INSTRUCTIONS TO FOLLOW: Count every line that includes the string "between" in the entries that follow. Nothing besides the number is needed.

Data excerpts:
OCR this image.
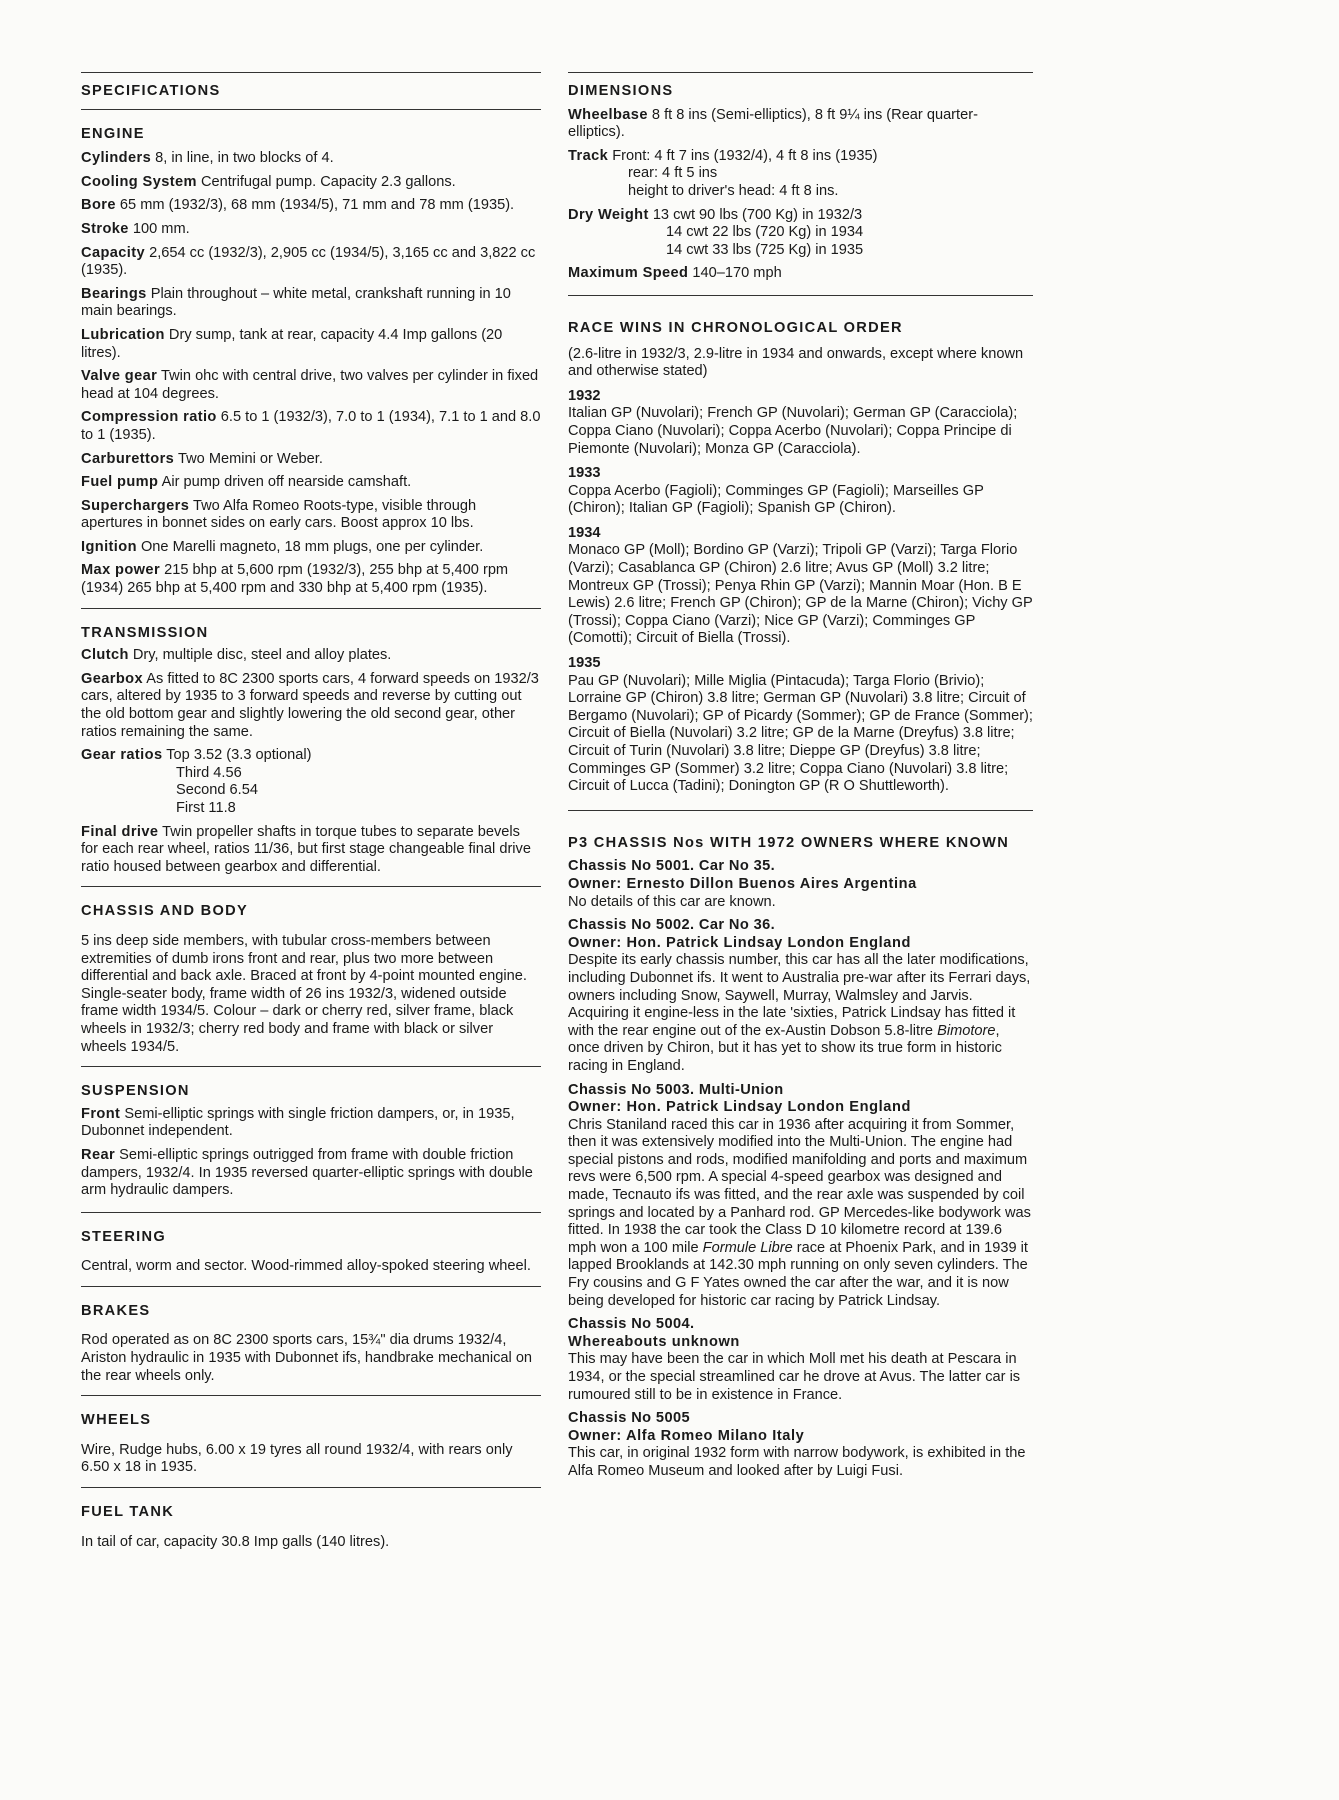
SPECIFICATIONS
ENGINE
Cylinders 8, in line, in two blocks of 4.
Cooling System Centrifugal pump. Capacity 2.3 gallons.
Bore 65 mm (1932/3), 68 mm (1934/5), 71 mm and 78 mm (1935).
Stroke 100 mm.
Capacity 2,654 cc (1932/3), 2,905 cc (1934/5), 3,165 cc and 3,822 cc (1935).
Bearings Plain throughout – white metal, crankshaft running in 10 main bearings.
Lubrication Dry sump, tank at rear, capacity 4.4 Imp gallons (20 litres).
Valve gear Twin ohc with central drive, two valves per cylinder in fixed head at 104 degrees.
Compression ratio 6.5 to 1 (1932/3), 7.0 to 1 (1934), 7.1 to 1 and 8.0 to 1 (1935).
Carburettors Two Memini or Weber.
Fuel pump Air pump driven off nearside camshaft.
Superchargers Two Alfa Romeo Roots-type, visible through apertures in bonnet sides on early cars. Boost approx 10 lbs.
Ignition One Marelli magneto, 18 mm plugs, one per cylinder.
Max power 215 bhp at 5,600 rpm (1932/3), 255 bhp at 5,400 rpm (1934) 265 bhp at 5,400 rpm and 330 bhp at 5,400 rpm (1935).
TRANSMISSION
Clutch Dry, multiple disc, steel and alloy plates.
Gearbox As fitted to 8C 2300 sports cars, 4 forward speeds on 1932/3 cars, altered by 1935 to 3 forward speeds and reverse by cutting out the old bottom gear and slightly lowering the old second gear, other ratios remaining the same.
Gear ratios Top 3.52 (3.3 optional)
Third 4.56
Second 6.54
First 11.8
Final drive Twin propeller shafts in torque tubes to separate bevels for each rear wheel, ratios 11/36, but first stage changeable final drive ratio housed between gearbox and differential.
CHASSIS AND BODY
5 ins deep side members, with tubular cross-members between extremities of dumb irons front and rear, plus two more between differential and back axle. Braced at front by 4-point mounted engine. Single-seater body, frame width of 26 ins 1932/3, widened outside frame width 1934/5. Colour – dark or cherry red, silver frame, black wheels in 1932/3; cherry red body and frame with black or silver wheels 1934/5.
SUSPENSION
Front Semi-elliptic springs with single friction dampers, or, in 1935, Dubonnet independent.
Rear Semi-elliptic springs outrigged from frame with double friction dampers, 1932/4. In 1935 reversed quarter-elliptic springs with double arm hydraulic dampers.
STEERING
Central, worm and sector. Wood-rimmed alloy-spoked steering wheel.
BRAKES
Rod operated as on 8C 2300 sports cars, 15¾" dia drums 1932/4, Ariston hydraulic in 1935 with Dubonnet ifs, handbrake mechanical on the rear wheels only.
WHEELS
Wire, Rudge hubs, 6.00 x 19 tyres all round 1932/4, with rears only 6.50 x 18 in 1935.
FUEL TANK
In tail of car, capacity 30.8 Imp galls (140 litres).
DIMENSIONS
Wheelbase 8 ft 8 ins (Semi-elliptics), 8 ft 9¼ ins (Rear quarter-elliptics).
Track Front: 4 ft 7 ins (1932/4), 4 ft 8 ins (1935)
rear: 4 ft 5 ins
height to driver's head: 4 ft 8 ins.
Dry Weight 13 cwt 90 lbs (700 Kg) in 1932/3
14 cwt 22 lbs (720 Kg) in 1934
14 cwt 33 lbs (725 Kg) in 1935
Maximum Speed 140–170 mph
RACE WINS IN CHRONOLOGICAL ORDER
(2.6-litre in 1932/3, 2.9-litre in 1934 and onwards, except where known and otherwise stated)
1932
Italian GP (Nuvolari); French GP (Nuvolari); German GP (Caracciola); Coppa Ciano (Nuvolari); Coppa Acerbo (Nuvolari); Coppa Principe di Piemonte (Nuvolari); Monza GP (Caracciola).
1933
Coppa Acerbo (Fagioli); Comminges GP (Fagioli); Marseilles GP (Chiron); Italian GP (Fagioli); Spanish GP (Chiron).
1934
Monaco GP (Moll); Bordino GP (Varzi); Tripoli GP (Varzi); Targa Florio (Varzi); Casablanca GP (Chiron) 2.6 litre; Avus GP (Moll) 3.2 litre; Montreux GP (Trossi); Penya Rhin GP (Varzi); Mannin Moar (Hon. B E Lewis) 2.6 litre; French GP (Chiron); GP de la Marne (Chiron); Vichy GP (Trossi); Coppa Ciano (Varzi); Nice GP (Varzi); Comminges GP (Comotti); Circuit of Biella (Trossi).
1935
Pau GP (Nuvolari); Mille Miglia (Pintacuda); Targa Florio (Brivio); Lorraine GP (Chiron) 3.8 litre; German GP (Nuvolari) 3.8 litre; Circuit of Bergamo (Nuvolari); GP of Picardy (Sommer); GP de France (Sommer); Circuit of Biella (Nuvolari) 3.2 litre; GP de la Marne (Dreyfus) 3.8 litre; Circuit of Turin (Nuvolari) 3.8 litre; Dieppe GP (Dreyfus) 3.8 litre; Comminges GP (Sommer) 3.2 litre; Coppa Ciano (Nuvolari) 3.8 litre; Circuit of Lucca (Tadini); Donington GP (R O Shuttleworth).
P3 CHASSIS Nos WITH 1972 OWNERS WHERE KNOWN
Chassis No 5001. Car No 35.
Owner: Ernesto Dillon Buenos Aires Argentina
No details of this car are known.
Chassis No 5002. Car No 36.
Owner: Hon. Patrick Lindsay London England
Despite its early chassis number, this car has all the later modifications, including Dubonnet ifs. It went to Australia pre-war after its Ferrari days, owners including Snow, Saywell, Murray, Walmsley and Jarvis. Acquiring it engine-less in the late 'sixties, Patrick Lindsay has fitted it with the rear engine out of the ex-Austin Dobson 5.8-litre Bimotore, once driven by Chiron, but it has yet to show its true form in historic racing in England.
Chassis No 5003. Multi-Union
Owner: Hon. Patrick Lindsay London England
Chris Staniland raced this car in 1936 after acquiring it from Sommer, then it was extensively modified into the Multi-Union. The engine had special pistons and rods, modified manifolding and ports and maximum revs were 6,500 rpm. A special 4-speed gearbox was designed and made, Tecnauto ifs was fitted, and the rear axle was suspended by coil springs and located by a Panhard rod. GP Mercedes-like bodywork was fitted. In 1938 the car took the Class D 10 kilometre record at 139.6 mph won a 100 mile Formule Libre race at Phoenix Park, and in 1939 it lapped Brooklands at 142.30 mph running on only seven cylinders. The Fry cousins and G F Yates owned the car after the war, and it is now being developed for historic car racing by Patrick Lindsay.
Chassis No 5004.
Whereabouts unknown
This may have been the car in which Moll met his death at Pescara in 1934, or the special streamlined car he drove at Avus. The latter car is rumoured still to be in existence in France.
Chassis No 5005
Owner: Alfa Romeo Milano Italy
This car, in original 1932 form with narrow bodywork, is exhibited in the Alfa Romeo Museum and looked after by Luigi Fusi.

---

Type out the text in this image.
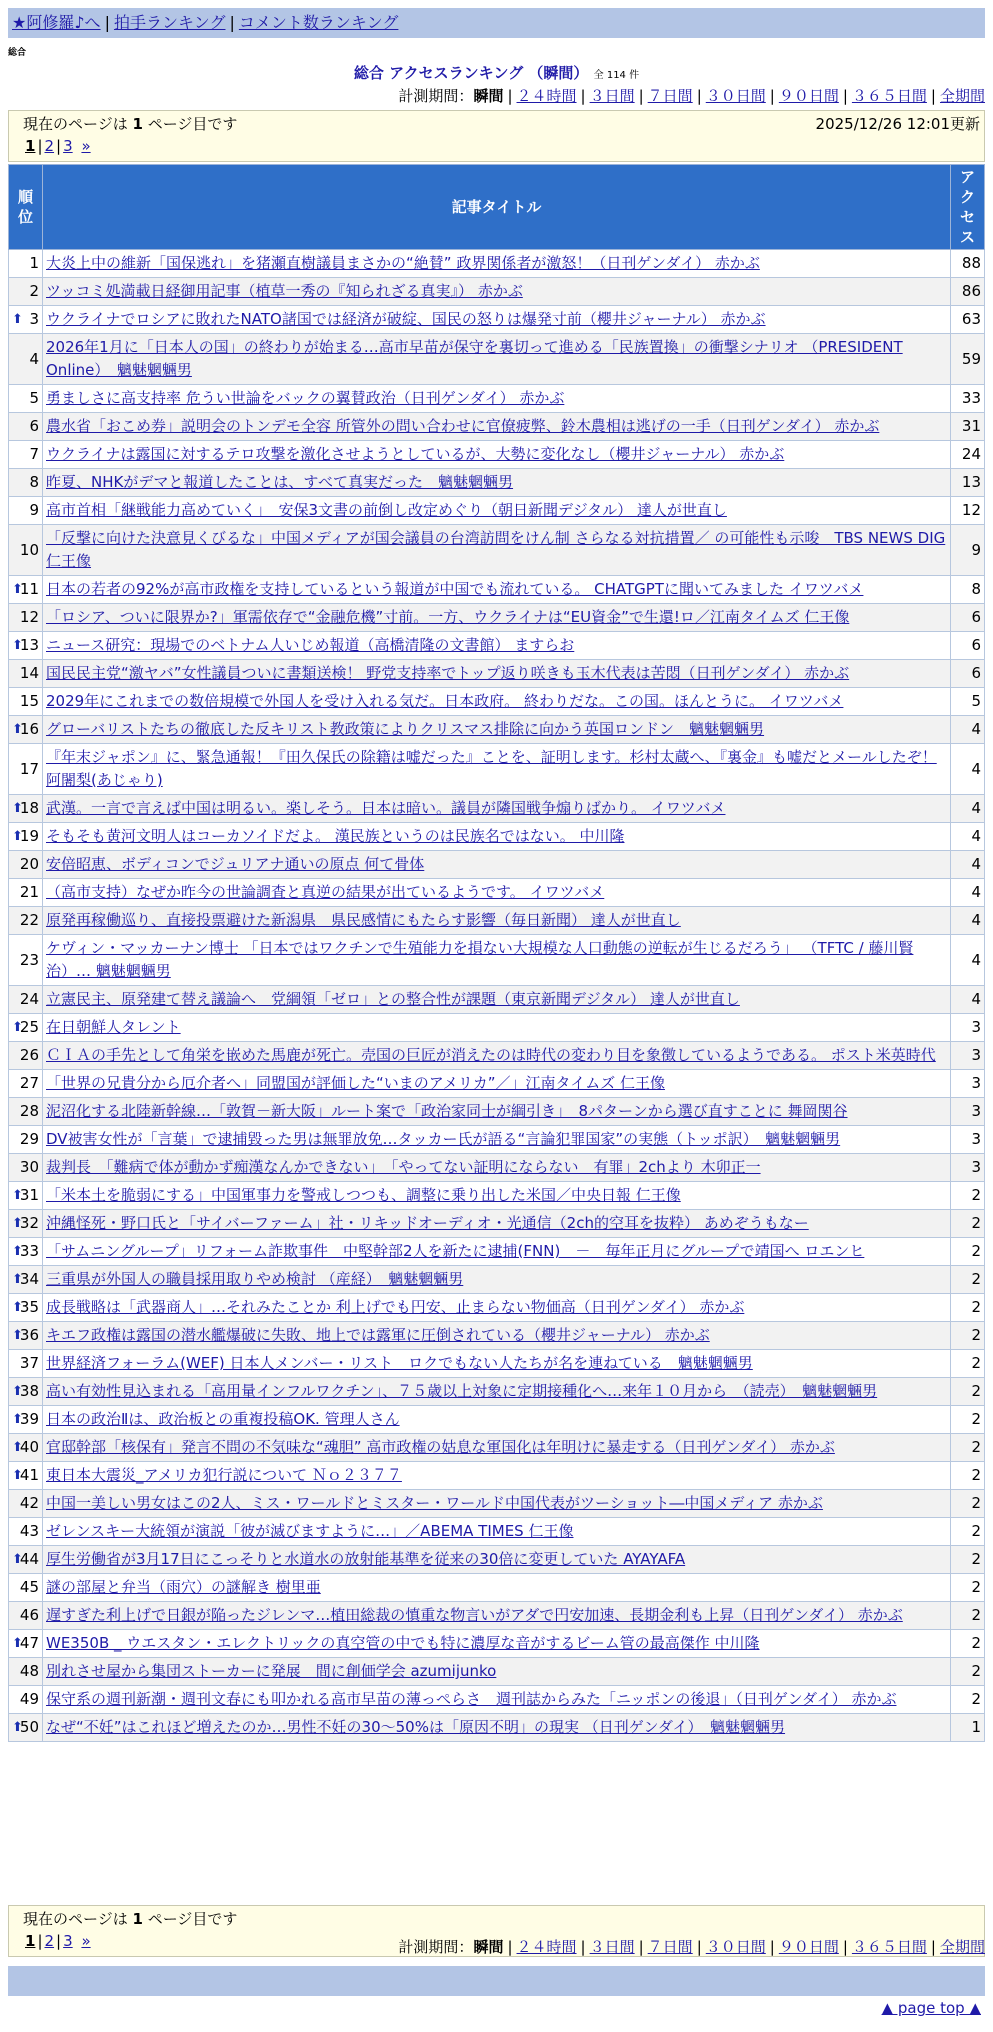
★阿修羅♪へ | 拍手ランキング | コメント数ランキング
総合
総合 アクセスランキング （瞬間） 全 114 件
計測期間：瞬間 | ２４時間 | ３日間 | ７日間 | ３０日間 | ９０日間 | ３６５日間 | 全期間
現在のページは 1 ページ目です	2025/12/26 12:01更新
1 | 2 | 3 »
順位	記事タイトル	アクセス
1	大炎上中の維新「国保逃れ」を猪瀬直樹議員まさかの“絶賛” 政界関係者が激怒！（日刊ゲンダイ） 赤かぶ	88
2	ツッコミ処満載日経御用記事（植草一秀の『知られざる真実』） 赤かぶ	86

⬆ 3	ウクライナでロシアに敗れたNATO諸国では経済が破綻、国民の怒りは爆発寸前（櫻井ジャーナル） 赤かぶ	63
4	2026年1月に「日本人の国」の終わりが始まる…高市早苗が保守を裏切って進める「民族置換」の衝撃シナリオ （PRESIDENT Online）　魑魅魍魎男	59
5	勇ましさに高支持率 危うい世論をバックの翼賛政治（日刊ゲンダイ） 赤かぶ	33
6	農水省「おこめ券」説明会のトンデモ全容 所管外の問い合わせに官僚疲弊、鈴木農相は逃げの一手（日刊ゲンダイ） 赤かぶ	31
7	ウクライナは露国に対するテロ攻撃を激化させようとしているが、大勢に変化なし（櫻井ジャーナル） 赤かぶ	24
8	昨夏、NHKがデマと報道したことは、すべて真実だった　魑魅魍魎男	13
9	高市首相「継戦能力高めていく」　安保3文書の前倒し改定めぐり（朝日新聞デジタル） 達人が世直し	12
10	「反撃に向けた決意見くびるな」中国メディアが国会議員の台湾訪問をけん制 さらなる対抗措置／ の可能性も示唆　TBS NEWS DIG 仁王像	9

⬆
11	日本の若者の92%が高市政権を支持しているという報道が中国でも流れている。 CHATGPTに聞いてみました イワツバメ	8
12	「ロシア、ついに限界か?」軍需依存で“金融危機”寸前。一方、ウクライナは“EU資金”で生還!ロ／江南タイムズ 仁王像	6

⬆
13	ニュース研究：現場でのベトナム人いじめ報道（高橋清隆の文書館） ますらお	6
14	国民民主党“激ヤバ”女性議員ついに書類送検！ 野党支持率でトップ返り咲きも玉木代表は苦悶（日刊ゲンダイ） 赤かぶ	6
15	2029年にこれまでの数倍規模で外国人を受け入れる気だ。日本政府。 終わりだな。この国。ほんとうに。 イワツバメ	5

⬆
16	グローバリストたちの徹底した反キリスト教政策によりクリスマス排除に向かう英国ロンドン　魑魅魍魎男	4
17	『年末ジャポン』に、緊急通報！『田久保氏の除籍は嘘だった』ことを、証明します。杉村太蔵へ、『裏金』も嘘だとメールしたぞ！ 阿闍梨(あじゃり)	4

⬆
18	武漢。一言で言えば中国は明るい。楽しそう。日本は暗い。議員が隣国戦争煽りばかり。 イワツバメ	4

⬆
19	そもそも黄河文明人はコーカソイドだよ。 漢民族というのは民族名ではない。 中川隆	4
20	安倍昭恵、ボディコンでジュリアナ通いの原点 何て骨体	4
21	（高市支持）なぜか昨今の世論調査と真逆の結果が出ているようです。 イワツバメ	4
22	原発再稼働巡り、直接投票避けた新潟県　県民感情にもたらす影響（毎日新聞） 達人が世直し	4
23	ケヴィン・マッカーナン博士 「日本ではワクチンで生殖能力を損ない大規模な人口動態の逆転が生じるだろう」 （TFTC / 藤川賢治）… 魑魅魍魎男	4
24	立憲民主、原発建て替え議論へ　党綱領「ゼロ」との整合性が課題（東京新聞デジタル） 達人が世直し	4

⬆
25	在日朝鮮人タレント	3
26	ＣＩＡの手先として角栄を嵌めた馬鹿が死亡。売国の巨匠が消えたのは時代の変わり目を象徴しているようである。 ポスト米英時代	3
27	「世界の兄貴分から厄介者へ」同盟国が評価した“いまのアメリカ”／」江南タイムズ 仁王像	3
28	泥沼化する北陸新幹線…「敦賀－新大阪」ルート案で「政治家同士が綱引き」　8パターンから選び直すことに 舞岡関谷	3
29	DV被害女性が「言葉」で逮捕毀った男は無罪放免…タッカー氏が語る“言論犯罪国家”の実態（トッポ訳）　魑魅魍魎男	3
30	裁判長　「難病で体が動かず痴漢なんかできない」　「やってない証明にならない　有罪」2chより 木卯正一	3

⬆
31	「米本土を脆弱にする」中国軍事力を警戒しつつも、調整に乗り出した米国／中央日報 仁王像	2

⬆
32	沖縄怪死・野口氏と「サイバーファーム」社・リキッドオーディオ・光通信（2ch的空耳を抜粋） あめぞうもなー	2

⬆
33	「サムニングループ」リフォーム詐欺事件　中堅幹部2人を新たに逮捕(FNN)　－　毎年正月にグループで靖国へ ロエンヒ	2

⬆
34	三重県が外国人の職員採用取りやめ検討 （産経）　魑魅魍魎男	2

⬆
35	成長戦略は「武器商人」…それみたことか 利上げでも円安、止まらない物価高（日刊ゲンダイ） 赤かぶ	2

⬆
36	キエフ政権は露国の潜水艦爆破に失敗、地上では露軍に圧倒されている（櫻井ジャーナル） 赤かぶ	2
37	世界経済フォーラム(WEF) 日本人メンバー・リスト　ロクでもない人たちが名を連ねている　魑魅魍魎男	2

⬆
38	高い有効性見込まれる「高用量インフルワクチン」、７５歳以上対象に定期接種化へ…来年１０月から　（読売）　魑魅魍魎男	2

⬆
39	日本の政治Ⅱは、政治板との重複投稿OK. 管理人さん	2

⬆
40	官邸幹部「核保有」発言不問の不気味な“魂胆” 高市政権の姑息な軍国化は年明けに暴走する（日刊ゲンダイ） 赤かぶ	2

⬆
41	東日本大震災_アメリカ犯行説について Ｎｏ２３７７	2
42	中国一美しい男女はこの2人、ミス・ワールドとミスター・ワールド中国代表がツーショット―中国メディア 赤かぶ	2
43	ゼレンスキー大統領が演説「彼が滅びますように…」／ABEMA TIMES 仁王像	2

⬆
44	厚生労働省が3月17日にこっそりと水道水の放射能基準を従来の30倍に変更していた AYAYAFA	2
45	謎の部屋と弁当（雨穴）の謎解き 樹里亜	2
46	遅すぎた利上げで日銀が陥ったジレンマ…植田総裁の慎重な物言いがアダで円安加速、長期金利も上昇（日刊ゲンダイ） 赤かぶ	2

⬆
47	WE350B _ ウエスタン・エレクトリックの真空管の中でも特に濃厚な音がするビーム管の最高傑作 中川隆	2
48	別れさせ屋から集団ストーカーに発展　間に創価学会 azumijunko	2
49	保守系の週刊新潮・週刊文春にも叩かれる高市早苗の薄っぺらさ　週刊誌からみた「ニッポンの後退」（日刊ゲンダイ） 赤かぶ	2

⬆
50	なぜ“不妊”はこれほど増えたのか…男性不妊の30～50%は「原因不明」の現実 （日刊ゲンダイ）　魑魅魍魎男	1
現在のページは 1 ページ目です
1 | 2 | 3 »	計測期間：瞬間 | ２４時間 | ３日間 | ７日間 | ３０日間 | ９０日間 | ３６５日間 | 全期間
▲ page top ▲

ANSWER: 2